## What you are asked to do
Filter the entries and keep only the lines where the string "gentilicios" appears.

----- Raw data

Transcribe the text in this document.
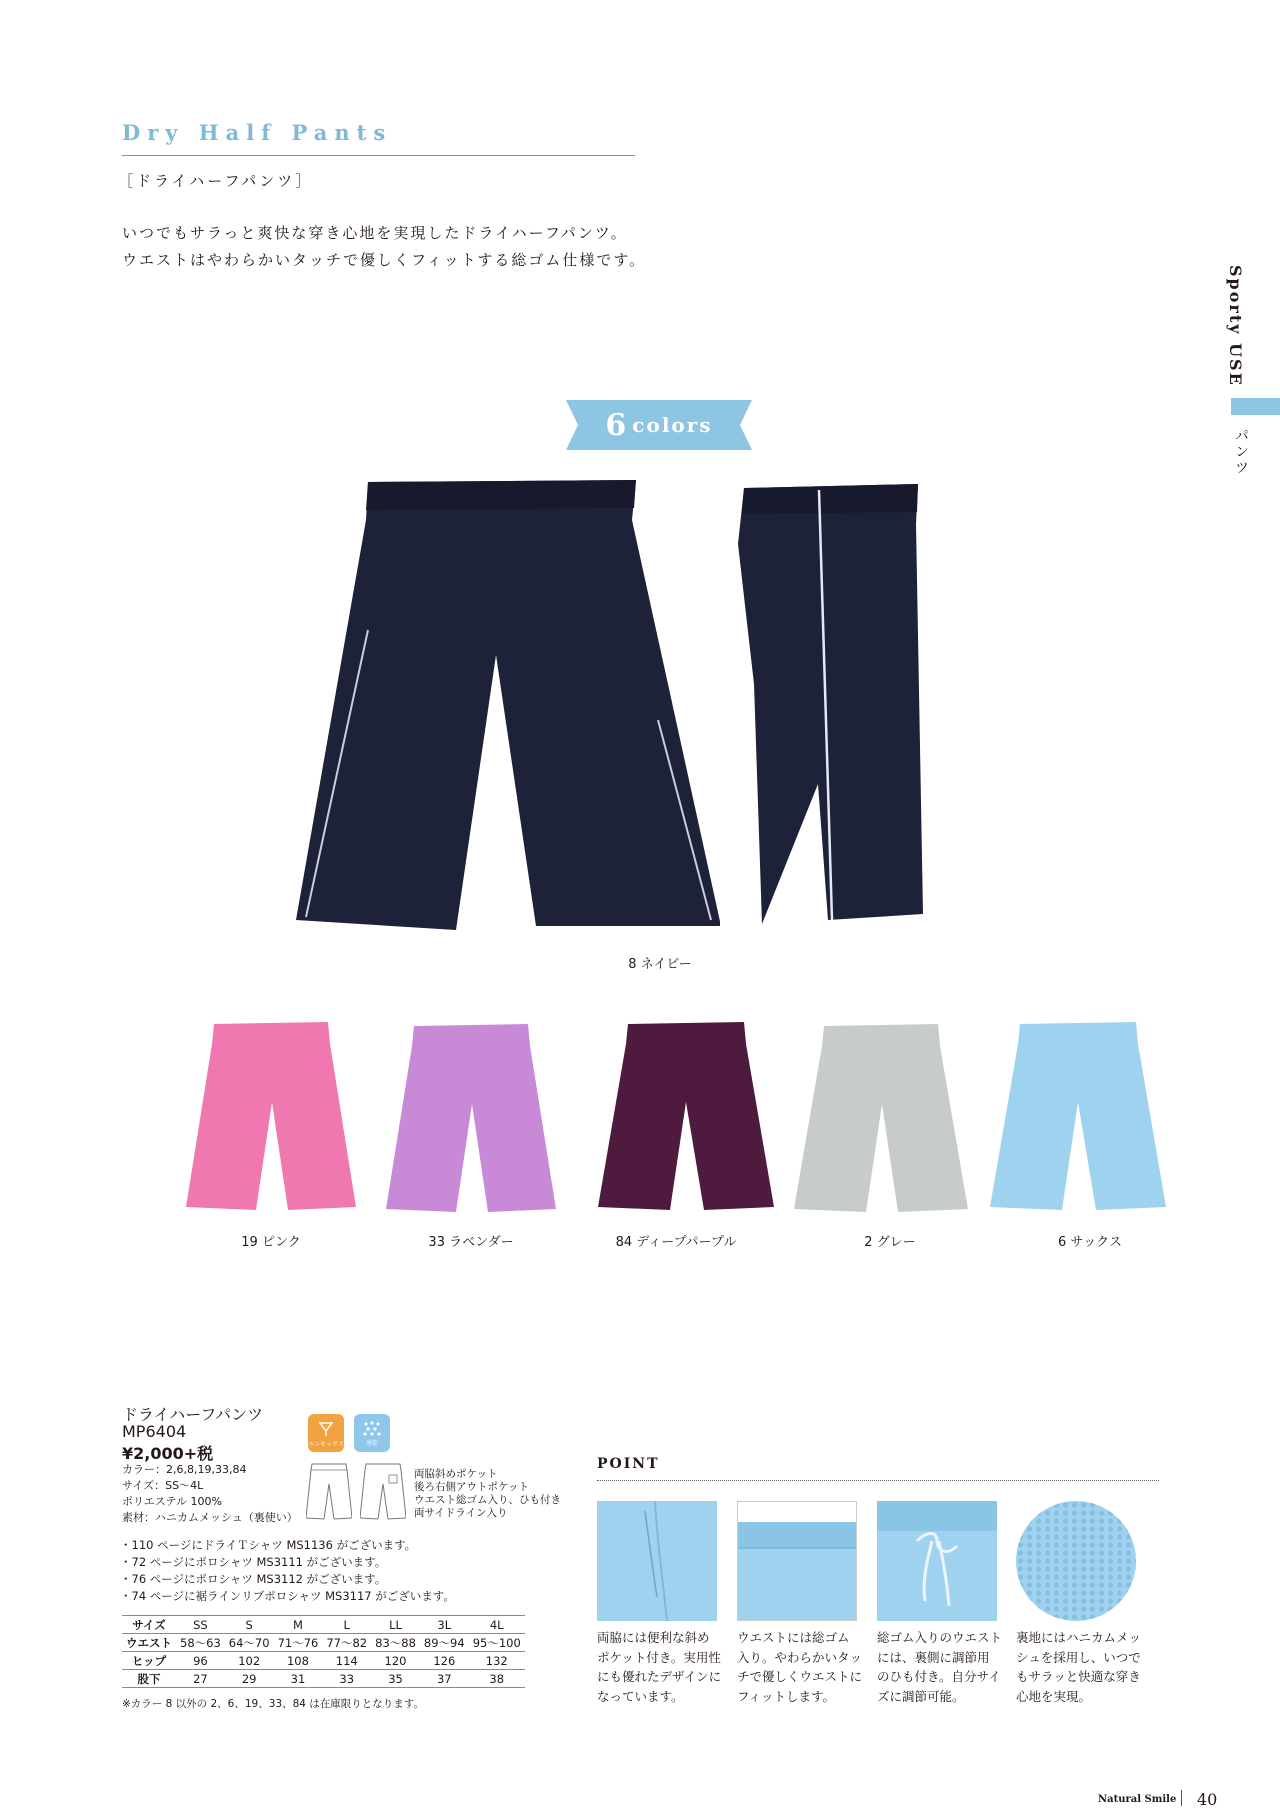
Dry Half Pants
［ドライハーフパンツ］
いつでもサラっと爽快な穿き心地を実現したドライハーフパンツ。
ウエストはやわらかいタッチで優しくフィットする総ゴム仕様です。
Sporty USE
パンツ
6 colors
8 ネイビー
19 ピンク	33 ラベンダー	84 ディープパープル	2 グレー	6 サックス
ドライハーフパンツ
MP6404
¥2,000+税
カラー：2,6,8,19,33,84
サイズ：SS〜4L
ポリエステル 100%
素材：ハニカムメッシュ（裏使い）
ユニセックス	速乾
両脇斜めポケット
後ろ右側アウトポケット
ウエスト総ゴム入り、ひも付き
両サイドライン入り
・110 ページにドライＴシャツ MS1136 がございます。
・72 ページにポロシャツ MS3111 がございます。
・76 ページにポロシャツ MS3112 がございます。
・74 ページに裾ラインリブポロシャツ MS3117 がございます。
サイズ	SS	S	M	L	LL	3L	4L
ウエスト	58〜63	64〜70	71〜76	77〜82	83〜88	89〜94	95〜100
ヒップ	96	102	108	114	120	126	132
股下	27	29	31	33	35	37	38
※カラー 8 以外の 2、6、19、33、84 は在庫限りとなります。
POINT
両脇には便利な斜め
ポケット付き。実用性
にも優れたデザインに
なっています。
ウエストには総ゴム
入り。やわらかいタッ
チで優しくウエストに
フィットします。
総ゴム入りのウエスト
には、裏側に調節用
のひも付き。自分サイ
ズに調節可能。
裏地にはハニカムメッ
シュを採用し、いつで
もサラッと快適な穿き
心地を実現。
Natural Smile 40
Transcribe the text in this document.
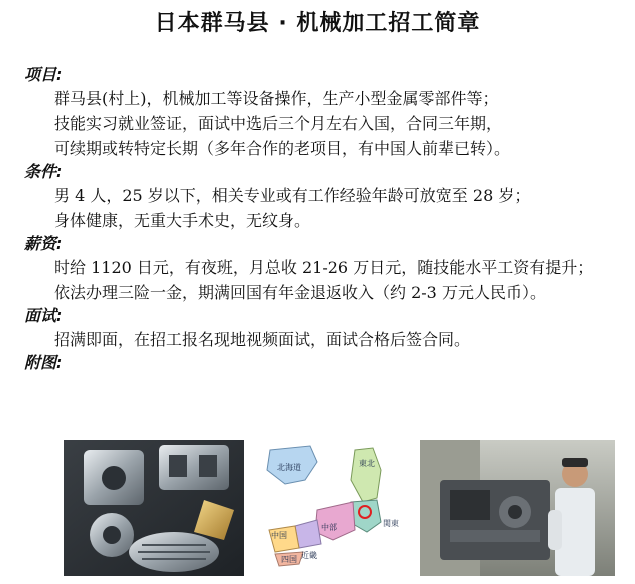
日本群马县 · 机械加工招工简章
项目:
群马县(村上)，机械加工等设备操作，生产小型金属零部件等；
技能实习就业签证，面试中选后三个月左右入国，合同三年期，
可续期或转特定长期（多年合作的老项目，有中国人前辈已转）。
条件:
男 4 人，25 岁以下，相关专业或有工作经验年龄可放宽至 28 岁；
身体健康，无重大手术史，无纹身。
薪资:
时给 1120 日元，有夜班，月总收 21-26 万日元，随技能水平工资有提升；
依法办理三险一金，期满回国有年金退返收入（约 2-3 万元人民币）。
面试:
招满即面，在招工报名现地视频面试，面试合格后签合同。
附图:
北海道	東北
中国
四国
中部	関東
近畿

----------
----- Raw data

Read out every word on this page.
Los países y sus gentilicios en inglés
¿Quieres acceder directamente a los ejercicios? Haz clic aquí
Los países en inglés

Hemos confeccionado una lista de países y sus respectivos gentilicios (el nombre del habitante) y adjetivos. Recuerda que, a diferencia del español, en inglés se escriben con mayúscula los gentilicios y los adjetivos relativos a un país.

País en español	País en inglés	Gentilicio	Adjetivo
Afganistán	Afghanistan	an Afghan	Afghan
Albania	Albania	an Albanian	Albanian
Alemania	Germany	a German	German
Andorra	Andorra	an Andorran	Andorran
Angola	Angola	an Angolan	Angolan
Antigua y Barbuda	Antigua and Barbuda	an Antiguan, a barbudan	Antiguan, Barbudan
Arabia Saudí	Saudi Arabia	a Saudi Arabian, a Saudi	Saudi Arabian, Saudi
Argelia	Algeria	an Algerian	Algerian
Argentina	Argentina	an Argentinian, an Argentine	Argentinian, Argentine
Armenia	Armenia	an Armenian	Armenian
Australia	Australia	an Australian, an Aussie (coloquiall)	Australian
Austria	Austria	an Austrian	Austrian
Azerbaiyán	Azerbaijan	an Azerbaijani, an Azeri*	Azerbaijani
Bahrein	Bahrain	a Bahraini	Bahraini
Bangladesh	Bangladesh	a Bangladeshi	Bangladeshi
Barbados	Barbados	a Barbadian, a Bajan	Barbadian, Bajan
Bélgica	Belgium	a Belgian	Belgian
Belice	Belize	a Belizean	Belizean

----------

## Final answer
Los países y sus gentilicios en inglés
Hemos confeccionado una lista de países y sus respectivos gentilicios (el nombre del habitante) y adjetivos. Recuerda que, a diferencia del español, en inglés se escriben con mayúscula los gentilicios y los adjetivos relativos a un país.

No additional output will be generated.